EXERCISE AIM: Return all of the data exactly, with nothing left out but the pictures.

EXCERPTED RECORDS:
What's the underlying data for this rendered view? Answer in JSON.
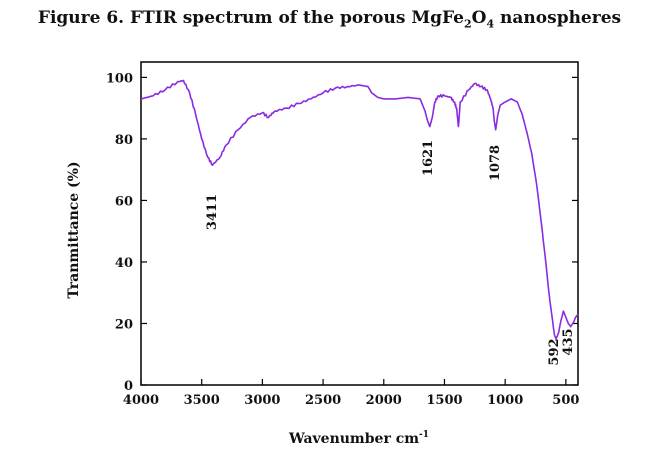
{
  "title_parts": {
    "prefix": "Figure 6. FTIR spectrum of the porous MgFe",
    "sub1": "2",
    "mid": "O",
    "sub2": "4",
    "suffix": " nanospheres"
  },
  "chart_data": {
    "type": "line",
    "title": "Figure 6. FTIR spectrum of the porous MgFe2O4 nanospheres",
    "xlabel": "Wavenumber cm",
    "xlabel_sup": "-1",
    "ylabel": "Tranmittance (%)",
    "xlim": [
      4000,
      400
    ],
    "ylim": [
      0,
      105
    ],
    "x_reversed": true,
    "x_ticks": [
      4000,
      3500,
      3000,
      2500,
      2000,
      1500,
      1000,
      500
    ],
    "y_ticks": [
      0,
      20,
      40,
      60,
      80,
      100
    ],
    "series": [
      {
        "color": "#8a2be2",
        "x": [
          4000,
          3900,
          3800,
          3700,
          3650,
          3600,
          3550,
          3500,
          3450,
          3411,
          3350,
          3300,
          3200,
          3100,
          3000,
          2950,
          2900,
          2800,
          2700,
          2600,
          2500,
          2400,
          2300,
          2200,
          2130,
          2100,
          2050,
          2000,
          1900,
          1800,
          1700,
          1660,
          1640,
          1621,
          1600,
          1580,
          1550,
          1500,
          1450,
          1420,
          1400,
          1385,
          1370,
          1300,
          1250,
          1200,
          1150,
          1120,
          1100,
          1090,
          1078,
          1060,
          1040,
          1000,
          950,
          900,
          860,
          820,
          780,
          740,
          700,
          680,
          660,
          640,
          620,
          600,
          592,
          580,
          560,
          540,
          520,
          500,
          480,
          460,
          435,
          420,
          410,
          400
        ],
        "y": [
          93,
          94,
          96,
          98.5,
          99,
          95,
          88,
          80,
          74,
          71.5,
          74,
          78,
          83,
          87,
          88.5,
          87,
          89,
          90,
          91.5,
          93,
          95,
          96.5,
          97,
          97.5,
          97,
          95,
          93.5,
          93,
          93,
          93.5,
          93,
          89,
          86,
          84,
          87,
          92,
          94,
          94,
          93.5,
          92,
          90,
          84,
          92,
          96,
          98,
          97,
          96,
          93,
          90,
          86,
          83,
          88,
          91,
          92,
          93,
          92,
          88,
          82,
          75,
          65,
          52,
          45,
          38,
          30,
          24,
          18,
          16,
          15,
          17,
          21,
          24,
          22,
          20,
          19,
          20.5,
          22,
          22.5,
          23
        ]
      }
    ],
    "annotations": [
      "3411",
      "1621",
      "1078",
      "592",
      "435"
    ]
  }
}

CORRECT RESPONSE:
What's the underlying data for this rendered view? Answer in JSON.
{
  "title_parts": {
    "prefix": "Figure 6. FTIR spectrum of the porous MgFe",
    "sub1": "2",
    "mid": "O",
    "sub2": "4",
    "suffix": " nanospheres"
  },
  "chart_data": {
    "type": "line",
    "title": "Figure 6. FTIR spectrum of the porous MgFe2O4 nanospheres",
    "xlabel": "Wavenumber cm",
    "xlabel_sup": "-1",
    "ylabel": "Tranmittance (%)",
    "xlim": [
      4000,
      400
    ],
    "ylim": [
      0,
      105
    ],
    "x_reversed": true,
    "x_ticks": [
      4000,
      3500,
      3000,
      2500,
      2000,
      1500,
      1000,
      500
    ],
    "y_ticks": [
      0,
      20,
      40,
      60,
      80,
      100
    ],
    "series": [
      {
        "color": "#8a2be2",
        "x": [
          4000,
          3900,
          3800,
          3700,
          3650,
          3600,
          3550,
          3500,
          3450,
          3411,
          3350,
          3300,
          3200,
          3100,
          3000,
          2950,
          2900,
          2800,
          2700,
          2600,
          2500,
          2400,
          2300,
          2200,
          2130,
          2100,
          2050,
          2000,
          1900,
          1800,
          1700,
          1660,
          1640,
          1621,
          1600,
          1580,
          1550,
          1500,
          1450,
          1420,
          1400,
          1385,
          1370,
          1300,
          1250,
          1200,
          1150,
          1120,
          1100,
          1090,
          1078,
          1060,
          1040,
          1000,
          950,
          900,
          860,
          820,
          780,
          740,
          700,
          680,
          660,
          640,
          620,
          600,
          592,
          580,
          560,
          540,
          520,
          500,
          480,
          460,
          435,
          420,
          410,
          400
        ],
        "y": [
          93,
          94,
          96,
          98.5,
          99,
          95,
          88,
          80,
          74,
          71.5,
          74,
          78,
          83,
          87,
          88.5,
          87,
          89,
          90,
          91.5,
          93,
          95,
          96.5,
          97,
          97.5,
          97,
          95,
          93.5,
          93,
          93,
          93.5,
          93,
          89,
          86,
          84,
          87,
          92,
          94,
          94,
          93.5,
          92,
          90,
          84,
          92,
          96,
          98,
          97,
          96,
          93,
          90,
          86,
          83,
          88,
          91,
          92,
          93,
          92,
          88,
          82,
          75,
          65,
          52,
          45,
          38,
          30,
          24,
          18,
          16,
          15,
          17,
          21,
          24,
          22,
          20,
          19,
          20.5,
          22,
          22.5,
          23
        ]
      }
    ],
    "annotations": [
      "3411",
      "1621",
      "1078",
      "592",
      "435"
    ]
  }
}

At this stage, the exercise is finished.